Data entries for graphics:
** begin **

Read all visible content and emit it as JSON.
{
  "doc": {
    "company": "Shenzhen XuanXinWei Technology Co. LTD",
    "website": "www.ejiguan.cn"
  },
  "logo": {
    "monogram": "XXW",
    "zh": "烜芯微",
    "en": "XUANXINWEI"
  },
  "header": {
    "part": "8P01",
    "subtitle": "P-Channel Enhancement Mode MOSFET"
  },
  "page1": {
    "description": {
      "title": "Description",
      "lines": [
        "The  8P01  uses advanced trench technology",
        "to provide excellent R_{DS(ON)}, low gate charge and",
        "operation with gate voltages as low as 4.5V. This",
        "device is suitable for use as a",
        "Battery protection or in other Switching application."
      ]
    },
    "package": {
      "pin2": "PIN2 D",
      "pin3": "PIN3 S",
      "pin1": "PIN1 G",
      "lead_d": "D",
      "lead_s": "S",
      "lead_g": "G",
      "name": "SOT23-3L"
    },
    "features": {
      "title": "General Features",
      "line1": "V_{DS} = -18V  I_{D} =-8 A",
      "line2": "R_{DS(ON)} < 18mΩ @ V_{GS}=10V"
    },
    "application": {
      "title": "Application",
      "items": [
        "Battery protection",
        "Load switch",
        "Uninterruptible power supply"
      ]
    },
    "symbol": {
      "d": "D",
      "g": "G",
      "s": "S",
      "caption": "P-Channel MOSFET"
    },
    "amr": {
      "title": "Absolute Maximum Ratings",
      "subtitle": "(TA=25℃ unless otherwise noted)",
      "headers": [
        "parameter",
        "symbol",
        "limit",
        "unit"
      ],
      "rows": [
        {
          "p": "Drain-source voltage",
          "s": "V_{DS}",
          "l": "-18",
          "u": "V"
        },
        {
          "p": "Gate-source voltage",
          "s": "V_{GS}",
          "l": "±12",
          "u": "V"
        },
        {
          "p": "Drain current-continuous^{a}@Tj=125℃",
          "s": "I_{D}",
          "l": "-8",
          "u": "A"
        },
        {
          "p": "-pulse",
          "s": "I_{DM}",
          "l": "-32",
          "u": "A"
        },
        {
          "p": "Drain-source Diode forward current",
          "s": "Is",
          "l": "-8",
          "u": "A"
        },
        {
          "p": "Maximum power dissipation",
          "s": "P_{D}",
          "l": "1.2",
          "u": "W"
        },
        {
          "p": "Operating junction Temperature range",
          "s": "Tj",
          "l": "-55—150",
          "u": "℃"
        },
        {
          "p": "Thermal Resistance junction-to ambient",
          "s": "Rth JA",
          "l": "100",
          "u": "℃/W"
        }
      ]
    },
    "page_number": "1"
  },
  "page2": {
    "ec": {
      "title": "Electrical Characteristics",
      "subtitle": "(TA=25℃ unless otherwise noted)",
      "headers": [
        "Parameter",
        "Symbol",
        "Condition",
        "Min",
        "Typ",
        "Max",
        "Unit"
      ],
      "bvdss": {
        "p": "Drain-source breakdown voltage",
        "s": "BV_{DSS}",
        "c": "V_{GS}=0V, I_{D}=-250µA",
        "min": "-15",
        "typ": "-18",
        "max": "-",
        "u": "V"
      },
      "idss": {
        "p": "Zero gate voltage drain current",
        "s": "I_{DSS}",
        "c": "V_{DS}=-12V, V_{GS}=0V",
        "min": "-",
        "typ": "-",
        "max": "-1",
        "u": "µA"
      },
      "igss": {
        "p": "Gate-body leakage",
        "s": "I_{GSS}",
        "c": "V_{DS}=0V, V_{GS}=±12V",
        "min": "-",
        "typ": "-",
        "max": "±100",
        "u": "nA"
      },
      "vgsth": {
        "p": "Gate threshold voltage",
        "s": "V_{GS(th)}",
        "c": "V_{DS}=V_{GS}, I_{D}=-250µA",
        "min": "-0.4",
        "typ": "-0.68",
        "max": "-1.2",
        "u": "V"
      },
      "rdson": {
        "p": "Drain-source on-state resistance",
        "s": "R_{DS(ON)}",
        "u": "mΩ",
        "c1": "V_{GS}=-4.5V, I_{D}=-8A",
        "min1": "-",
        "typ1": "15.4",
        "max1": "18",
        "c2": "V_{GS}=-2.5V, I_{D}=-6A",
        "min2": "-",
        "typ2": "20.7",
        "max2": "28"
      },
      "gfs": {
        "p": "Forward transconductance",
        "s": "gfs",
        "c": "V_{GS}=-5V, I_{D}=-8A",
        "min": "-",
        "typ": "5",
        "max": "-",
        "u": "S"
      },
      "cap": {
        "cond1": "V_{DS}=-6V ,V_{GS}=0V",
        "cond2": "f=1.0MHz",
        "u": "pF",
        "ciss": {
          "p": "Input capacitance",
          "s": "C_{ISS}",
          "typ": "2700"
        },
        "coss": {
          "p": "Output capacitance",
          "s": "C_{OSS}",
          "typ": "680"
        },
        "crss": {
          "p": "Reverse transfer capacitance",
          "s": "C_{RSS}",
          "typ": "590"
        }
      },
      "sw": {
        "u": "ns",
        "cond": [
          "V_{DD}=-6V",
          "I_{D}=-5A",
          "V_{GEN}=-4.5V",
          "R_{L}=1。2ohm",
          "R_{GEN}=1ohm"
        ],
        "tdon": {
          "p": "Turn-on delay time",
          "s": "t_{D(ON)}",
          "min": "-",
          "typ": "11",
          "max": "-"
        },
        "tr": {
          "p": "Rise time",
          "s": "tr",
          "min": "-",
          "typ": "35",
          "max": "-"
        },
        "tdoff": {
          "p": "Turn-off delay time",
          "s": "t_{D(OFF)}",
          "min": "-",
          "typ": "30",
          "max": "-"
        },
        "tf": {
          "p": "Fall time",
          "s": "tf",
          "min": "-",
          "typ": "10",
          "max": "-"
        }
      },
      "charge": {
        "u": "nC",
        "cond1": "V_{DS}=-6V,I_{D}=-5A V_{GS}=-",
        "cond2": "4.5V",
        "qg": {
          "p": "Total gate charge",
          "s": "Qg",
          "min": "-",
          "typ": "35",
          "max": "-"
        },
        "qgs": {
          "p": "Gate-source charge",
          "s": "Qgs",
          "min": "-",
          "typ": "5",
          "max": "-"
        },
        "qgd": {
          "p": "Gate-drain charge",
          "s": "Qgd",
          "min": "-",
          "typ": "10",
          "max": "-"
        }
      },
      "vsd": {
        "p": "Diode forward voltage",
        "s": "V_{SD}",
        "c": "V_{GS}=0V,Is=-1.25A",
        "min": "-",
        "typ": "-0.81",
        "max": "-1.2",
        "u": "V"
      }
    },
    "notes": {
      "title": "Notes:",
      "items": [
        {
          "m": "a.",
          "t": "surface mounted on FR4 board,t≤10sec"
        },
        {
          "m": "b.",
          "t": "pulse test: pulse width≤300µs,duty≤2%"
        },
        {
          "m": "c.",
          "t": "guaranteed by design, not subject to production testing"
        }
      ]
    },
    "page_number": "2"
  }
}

** end **

What is asked
Transcribe the records above exactly as they appear.

Written answer
Read all visible content and emit it as JSON.
{
  "doc": {
    "company": "Shenzhen XuanXinWei Technology Co. LTD",
    "website": "www.ejiguan.cn"
  },
  "logo": {
    "monogram": "XXW",
    "zh": "烜芯微",
    "en": "XUANXINWEI"
  },
  "header": {
    "part": "8P01",
    "subtitle": "P-Channel Enhancement Mode MOSFET"
  },
  "page1": {
    "description": {
      "title": "Description",
      "lines": [
        "The  8P01  uses advanced trench technology",
        "to provide excellent R_{DS(ON)}, low gate charge and",
        "operation with gate voltages as low as 4.5V. This",
        "device is suitable for use as a",
        "Battery protection or in other Switching application."
      ]
    },
    "package": {
      "pin2": "PIN2 D",
      "pin3": "PIN3 S",
      "pin1": "PIN1 G",
      "lead_d": "D",
      "lead_s": "S",
      "lead_g": "G",
      "name": "SOT23-3L"
    },
    "features": {
      "title": "General Features",
      "line1": "V_{DS} = -18V  I_{D} =-8 A",
      "line2": "R_{DS(ON)} < 18mΩ @ V_{GS}=10V"
    },
    "application": {
      "title": "Application",
      "items": [
        "Battery protection",
        "Load switch",
        "Uninterruptible power supply"
      ]
    },
    "symbol": {
      "d": "D",
      "g": "G",
      "s": "S",
      "caption": "P-Channel MOSFET"
    },
    "amr": {
      "title": "Absolute Maximum Ratings",
      "subtitle": "(TA=25℃ unless otherwise noted)",
      "headers": [
        "parameter",
        "symbol",
        "limit",
        "unit"
      ],
      "rows": [
        {
          "p": "Drain-source voltage",
          "s": "V_{DS}",
          "l": "-18",
          "u": "V"
        },
        {
          "p": "Gate-source voltage",
          "s": "V_{GS}",
          "l": "±12",
          "u": "V"
        },
        {
          "p": "Drain current-continuous^{a}@Tj=125℃",
          "s": "I_{D}",
          "l": "-8",
          "u": "A"
        },
        {
          "p": "-pulse",
          "s": "I_{DM}",
          "l": "-32",
          "u": "A"
        },
        {
          "p": "Drain-source Diode forward current",
          "s": "Is",
          "l": "-8",
          "u": "A"
        },
        {
          "p": "Maximum power dissipation",
          "s": "P_{D}",
          "l": "1.2",
          "u": "W"
        },
        {
          "p": "Operating junction Temperature range",
          "s": "Tj",
          "l": "-55—150",
          "u": "℃"
        },
        {
          "p": "Thermal Resistance junction-to ambient",
          "s": "Rth JA",
          "l": "100",
          "u": "℃/W"
        }
      ]
    },
    "page_number": "1"
  },
  "page2": {
    "ec": {
      "title": "Electrical Characteristics",
      "subtitle": "(TA=25℃ unless otherwise noted)",
      "headers": [
        "Parameter",
        "Symbol",
        "Condition",
        "Min",
        "Typ",
        "Max",
        "Unit"
      ],
      "bvdss": {
        "p": "Drain-source breakdown voltage",
        "s": "BV_{DSS}",
        "c": "V_{GS}=0V, I_{D}=-250µA",
        "min": "-15",
        "typ": "-18",
        "max": "-",
        "u": "V"
      },
      "idss": {
        "p": "Zero gate voltage drain current",
        "s": "I_{DSS}",
        "c": "V_{DS}=-12V, V_{GS}=0V",
        "min": "-",
        "typ": "-",
        "max": "-1",
        "u": "µA"
      },
      "igss": {
        "p": "Gate-body leakage",
        "s": "I_{GSS}",
        "c": "V_{DS}=0V, V_{GS}=±12V",
        "min": "-",
        "typ": "-",
        "max": "±100",
        "u": "nA"
      },
      "vgsth": {
        "p": "Gate threshold voltage",
        "s": "V_{GS(th)}",
        "c": "V_{DS}=V_{GS}, I_{D}=-250µA",
        "min": "-0.4",
        "typ": "-0.68",
        "max": "-1.2",
        "u": "V"
      },
      "rdson": {
        "p": "Drain-source on-state resistance",
        "s": "R_{DS(ON)}",
        "u": "mΩ",
        "c1": "V_{GS}=-4.5V, I_{D}=-8A",
        "min1": "-",
        "typ1": "15.4",
        "max1": "18",
        "c2": "V_{GS}=-2.5V, I_{D}=-6A",
        "min2": "-",
        "typ2": "20.7",
        "max2": "28"
      },
      "gfs": {
        "p": "Forward transconductance",
        "s": "gfs",
        "c": "V_{GS}=-5V, I_{D}=-8A",
        "min": "-",
        "typ": "5",
        "max": "-",
        "u": "S"
      },
      "cap": {
        "cond1": "V_{DS}=-6V ,V_{GS}=0V",
        "cond2": "f=1.0MHz",
        "u": "pF",
        "ciss": {
          "p": "Input capacitance",
          "s": "C_{ISS}",
          "typ": "2700"
        },
        "coss": {
          "p": "Output capacitance",
          "s": "C_{OSS}",
          "typ": "680"
        },
        "crss": {
          "p": "Reverse transfer capacitance",
          "s": "C_{RSS}",
          "typ": "590"
        }
      },
      "sw": {
        "u": "ns",
        "cond": [
          "V_{DD}=-6V",
          "I_{D}=-5A",
          "V_{GEN}=-4.5V",
          "R_{L}=1。2ohm",
          "R_{GEN}=1ohm"
        ],
        "tdon": {
          "p": "Turn-on delay time",
          "s": "t_{D(ON)}",
          "min": "-",
          "typ": "11",
          "max": "-"
        },
        "tr": {
          "p": "Rise time",
          "s": "tr",
          "min": "-",
          "typ": "35",
          "max": "-"
        },
        "tdoff": {
          "p": "Turn-off delay time",
          "s": "t_{D(OFF)}",
          "min": "-",
          "typ": "30",
          "max": "-"
        },
        "tf": {
          "p": "Fall time",
          "s": "tf",
          "min": "-",
          "typ": "10",
          "max": "-"
        }
      },
      "charge": {
        "u": "nC",
        "cond1": "V_{DS}=-6V,I_{D}=-5A V_{GS}=-",
        "cond2": "4.5V",
        "qg": {
          "p": "Total gate charge",
          "s": "Qg",
          "min": "-",
          "typ": "35",
          "max": "-"
        },
        "qgs": {
          "p": "Gate-source charge",
          "s": "Qgs",
          "min": "-",
          "typ": "5",
          "max": "-"
        },
        "qgd": {
          "p": "Gate-drain charge",
          "s": "Qgd",
          "min": "-",
          "typ": "10",
          "max": "-"
        }
      },
      "vsd": {
        "p": "Diode forward voltage",
        "s": "V_{SD}",
        "c": "V_{GS}=0V,Is=-1.25A",
        "min": "-",
        "typ": "-0.81",
        "max": "-1.2",
        "u": "V"
      }
    },
    "notes": {
      "title": "Notes:",
      "items": [
        {
          "m": "a.",
          "t": "surface mounted on FR4 board,t≤10sec"
        },
        {
          "m": "b.",
          "t": "pulse test: pulse width≤300µs,duty≤2%"
        },
        {
          "m": "c.",
          "t": "guaranteed by design, not subject to production testing"
        }
      ]
    },
    "page_number": "2"
  }
}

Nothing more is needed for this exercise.